◆ SUPPLIED DATA:
######

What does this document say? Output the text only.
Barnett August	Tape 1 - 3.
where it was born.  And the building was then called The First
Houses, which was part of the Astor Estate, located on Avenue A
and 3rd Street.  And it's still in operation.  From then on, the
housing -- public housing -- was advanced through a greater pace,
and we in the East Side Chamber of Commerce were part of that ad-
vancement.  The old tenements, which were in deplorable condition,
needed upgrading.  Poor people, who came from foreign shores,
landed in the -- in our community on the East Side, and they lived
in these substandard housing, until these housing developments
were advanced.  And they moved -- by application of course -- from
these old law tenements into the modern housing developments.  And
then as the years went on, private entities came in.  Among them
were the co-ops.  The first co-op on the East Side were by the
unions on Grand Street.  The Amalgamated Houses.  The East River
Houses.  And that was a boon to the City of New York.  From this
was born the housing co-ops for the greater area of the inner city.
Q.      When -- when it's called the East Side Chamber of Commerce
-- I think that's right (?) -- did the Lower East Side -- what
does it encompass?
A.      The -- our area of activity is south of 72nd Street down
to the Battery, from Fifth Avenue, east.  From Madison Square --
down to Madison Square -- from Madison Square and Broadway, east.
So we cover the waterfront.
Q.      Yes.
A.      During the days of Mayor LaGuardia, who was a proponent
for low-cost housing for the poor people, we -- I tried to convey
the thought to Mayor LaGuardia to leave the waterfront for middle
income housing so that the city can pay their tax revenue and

######

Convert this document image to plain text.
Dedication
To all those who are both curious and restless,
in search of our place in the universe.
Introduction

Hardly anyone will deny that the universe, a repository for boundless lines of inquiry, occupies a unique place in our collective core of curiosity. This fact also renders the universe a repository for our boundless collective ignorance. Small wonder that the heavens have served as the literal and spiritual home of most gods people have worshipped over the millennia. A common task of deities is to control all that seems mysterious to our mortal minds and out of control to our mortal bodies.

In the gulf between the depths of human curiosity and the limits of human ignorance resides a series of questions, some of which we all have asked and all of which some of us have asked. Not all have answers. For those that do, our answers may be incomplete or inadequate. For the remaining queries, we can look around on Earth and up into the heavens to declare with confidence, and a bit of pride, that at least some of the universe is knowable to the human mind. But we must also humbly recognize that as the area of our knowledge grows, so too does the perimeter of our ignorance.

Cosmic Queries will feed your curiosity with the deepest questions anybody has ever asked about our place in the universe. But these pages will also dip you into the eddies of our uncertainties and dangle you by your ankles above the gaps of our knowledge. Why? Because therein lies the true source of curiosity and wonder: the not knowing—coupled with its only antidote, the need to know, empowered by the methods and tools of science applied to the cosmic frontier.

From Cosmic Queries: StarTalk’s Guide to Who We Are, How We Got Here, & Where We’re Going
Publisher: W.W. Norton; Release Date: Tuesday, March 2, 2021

######

◆ STATED PROBLEM: Using the listing above, return all lines where the word "born" occurs.

◆ PROBLEM SOLUTION:
where it was born.  And the building was then called The First
was born the housing co-ops for the greater area of the inner city.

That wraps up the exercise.